§ **DATA SHOWN**

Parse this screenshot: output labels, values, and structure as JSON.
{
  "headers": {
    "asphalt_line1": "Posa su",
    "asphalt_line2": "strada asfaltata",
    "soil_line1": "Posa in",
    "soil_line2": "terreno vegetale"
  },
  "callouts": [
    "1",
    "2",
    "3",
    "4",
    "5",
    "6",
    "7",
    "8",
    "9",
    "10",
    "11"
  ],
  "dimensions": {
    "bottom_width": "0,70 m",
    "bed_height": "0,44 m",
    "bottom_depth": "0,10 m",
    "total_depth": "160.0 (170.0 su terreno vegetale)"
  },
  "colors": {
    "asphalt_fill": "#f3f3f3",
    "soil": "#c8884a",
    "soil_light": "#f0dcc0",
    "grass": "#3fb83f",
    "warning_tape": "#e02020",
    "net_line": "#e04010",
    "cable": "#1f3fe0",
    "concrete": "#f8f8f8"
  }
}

§ **YOUR INSTRUCTIONS**
Repeat the material word for word, in full.

§ **SOLUTION TO THIS TASK**
Parse this screenshot: output labels, values, and structure as JSON.
{
  "headers": {
    "asphalt_line1": "Posa su",
    "asphalt_line2": "strada asfaltata",
    "soil_line1": "Posa in",
    "soil_line2": "terreno vegetale"
  },
  "callouts": [
    "1",
    "2",
    "3",
    "4",
    "5",
    "6",
    "7",
    "8",
    "9",
    "10",
    "11"
  ],
  "dimensions": {
    "bottom_width": "0,70 m",
    "bed_height": "0,44 m",
    "bottom_depth": "0,10 m",
    "total_depth": "160.0 (170.0 su terreno vegetale)"
  },
  "colors": {
    "asphalt_fill": "#f3f3f3",
    "soil": "#c8884a",
    "soil_light": "#f0dcc0",
    "grass": "#3fb83f",
    "warning_tape": "#e02020",
    "net_line": "#e04010",
    "cable": "#1f3fe0",
    "concrete": "#f8f8f8"
  }
}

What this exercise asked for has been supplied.